Do this —
Say only how many lines contain the word "Dionisius".

[Data items]
------------------------------------------------------------------------

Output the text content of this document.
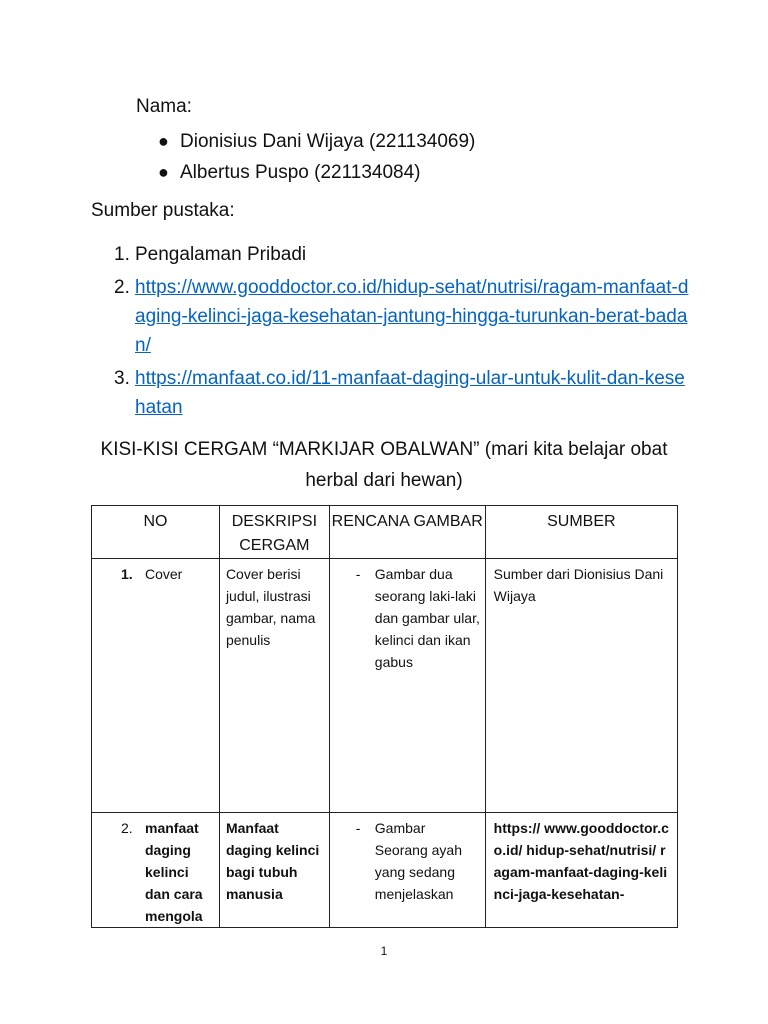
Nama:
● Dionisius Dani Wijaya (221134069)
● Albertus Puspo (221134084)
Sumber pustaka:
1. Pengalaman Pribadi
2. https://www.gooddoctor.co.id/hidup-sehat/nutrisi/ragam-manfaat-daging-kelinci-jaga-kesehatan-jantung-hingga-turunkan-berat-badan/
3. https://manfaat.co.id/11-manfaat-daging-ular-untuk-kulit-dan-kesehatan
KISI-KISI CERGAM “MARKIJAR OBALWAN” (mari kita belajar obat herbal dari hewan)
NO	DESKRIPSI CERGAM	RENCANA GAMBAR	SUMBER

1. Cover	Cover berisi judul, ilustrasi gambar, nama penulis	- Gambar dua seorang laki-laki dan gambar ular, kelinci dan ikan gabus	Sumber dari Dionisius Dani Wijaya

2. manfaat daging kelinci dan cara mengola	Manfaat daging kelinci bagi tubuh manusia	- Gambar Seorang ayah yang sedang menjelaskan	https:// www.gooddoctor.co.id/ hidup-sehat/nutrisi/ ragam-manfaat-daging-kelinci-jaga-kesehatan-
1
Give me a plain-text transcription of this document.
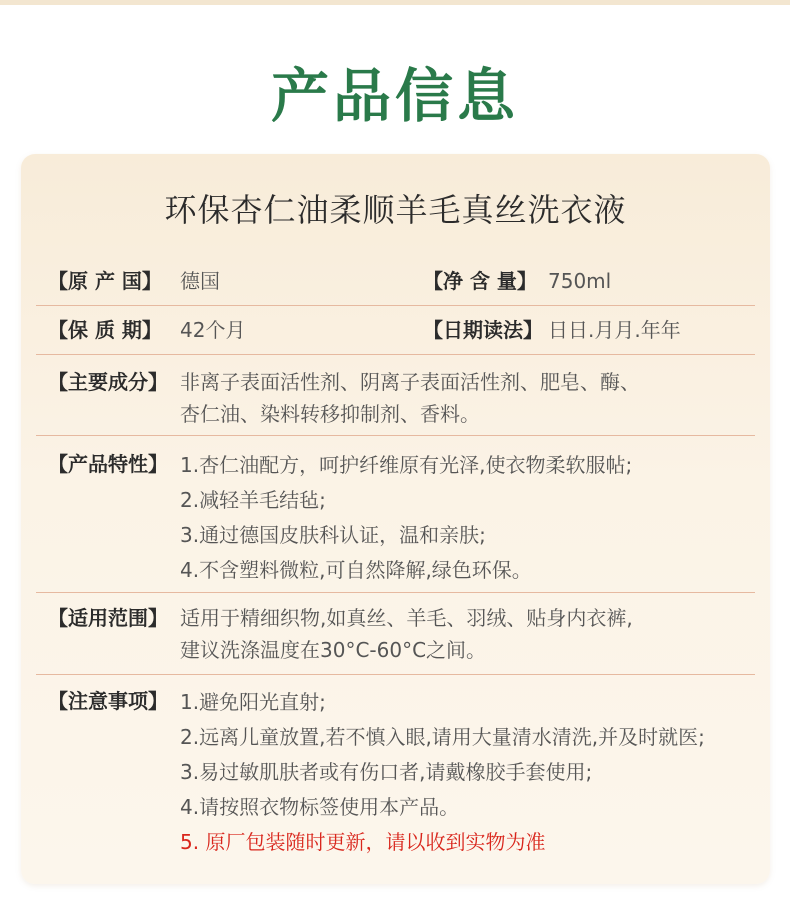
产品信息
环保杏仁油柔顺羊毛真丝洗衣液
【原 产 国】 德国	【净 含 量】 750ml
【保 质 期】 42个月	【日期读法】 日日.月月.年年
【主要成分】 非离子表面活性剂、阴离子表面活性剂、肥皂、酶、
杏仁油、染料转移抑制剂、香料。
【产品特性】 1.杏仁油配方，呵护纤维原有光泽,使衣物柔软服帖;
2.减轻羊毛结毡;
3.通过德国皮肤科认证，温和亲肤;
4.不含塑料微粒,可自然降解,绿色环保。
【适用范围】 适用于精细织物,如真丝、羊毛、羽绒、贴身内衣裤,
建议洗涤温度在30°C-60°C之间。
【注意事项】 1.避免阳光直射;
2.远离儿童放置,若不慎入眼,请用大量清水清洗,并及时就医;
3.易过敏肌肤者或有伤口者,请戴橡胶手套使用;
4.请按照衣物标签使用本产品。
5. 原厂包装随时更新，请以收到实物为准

------------------------------------------------------------------------

Full output —
2